_Input_:
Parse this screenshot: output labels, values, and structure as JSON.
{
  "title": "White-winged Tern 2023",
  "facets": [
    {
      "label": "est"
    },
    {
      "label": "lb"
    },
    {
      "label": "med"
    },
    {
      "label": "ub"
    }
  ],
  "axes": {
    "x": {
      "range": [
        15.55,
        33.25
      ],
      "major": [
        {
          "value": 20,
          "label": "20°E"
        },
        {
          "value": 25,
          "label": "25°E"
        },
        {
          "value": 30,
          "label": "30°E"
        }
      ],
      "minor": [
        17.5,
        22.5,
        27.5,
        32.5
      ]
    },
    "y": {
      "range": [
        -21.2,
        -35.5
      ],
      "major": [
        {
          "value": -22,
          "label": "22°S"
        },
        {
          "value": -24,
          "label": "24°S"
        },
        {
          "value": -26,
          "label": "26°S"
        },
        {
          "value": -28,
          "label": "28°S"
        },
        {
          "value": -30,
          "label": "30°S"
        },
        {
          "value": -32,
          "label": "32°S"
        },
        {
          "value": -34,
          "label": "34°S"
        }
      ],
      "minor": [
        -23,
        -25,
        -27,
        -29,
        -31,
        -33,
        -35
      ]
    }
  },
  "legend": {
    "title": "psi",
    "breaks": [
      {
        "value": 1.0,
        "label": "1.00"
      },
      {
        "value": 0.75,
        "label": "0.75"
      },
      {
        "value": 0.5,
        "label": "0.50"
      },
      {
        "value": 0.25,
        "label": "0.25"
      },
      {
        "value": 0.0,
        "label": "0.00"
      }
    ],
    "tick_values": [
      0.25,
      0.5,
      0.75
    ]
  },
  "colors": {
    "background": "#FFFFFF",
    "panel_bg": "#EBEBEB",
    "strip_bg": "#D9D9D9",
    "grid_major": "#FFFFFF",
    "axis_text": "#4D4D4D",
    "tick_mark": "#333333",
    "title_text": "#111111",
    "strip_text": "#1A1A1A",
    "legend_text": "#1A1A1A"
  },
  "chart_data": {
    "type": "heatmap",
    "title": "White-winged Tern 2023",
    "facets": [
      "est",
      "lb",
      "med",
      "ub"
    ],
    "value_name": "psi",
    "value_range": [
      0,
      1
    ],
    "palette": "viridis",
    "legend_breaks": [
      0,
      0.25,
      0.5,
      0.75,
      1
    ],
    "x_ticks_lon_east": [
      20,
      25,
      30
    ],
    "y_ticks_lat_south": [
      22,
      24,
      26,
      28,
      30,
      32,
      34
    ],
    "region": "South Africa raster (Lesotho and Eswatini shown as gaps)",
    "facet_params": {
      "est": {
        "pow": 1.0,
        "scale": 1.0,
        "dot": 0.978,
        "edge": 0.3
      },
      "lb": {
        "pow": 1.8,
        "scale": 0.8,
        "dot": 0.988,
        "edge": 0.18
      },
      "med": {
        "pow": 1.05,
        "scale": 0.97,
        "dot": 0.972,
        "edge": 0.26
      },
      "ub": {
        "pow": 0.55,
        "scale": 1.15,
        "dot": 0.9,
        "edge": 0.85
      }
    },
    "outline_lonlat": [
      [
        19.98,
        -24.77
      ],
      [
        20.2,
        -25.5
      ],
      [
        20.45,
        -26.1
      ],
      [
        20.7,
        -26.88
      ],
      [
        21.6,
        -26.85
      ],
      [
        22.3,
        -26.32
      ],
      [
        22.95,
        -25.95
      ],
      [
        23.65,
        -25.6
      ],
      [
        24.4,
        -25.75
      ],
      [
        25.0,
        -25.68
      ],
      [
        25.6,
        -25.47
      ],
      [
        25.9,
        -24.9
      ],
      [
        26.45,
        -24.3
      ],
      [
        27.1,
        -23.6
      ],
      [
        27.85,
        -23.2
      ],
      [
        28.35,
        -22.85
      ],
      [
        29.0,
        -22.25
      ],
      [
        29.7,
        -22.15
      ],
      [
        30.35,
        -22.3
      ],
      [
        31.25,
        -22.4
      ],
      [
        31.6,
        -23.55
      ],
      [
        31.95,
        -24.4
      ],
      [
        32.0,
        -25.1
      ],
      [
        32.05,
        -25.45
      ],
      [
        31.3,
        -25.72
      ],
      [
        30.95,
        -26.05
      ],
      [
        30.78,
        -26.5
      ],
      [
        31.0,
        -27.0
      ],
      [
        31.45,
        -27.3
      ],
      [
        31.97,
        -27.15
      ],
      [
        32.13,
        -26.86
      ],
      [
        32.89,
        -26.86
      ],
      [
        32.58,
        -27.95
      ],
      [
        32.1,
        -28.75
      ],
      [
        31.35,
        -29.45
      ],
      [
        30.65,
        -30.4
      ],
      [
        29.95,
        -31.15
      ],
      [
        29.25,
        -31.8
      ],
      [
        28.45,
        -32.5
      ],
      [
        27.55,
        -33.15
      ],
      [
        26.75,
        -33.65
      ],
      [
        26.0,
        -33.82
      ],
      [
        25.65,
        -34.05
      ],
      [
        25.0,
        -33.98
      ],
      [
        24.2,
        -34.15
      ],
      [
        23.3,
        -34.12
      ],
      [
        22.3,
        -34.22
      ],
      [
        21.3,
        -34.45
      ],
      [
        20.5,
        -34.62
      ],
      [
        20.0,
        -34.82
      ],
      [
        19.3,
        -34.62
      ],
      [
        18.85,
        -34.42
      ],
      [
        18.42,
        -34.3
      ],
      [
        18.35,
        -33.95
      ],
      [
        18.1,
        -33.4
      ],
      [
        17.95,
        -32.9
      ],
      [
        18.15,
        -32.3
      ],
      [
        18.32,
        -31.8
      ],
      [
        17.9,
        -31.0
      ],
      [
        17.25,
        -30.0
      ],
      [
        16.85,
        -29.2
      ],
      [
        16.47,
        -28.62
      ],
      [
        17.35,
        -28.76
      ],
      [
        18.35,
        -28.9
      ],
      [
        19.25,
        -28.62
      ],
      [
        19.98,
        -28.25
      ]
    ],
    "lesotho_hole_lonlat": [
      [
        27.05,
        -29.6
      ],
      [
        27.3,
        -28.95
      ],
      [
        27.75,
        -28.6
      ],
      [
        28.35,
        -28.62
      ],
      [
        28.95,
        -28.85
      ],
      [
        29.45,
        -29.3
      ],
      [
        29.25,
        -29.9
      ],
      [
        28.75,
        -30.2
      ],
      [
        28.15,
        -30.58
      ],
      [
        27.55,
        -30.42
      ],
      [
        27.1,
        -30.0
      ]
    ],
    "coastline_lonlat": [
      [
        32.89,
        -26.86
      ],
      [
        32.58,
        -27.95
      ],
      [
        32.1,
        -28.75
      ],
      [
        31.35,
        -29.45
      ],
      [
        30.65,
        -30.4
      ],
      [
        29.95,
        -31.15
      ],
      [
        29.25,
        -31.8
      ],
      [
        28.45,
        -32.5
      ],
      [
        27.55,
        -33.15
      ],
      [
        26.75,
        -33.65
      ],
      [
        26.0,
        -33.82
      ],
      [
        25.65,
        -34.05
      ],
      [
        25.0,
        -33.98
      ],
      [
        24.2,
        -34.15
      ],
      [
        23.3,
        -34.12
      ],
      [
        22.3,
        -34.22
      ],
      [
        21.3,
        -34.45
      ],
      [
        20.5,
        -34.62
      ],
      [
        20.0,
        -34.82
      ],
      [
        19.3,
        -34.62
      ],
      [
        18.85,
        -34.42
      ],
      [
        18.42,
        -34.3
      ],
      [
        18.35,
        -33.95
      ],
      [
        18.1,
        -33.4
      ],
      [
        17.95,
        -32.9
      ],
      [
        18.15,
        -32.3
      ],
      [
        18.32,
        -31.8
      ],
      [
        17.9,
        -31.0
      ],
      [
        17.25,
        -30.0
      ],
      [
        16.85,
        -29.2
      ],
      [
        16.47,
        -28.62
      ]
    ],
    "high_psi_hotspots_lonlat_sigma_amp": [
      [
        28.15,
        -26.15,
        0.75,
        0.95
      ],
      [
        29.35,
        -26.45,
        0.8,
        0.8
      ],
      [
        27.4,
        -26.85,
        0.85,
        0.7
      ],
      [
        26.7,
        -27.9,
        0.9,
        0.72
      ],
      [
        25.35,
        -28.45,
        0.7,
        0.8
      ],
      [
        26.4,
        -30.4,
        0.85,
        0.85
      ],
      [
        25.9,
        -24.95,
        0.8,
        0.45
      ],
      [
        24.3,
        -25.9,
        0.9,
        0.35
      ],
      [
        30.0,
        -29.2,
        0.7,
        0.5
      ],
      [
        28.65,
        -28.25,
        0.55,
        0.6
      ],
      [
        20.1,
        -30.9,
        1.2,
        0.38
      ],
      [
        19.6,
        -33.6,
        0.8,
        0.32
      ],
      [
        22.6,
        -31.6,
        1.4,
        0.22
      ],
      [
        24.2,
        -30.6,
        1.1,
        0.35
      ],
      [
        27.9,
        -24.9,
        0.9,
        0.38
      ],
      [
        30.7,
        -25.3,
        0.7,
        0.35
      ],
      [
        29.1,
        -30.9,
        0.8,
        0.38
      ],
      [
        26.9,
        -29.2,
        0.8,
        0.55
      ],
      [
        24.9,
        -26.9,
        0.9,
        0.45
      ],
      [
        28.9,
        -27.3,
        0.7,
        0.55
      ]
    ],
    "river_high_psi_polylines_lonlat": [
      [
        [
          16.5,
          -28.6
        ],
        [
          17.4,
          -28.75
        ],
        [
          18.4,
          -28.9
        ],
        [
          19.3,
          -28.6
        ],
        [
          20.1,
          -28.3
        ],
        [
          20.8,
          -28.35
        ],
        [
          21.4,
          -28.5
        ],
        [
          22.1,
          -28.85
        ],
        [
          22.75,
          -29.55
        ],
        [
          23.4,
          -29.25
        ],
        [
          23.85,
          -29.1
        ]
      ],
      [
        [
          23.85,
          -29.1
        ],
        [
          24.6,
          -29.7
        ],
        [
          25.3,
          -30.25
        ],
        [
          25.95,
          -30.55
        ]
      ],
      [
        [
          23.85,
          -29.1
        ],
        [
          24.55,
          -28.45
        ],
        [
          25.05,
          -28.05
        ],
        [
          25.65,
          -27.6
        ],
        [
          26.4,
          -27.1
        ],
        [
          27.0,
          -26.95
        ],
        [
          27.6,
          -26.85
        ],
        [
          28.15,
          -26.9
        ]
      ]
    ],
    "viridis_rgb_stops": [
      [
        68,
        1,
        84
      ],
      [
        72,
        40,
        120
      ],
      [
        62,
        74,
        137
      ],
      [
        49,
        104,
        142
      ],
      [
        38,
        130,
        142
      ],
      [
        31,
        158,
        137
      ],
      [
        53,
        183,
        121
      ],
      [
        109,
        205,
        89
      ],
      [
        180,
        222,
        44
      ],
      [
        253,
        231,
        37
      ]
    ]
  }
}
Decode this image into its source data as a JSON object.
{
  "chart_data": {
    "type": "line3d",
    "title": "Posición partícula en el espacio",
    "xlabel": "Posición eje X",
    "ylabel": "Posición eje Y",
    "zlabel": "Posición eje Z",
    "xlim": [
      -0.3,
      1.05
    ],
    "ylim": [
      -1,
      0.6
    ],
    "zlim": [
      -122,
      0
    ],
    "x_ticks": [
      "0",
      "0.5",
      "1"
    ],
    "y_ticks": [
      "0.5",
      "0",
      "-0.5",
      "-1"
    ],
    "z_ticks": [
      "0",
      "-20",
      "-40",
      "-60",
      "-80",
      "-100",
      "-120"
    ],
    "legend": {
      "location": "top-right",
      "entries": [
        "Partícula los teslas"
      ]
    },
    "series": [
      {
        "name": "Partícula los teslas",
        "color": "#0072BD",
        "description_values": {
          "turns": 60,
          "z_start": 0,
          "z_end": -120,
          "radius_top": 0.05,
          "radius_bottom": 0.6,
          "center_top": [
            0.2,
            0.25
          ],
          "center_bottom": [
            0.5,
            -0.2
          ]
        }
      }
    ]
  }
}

_Given instruction_: Above are the records. Identify each line that contains the word "FFFFFF".

_Full answer_:
    "background": "#FFFFFF",
    "grid_major": "#FFFFFF",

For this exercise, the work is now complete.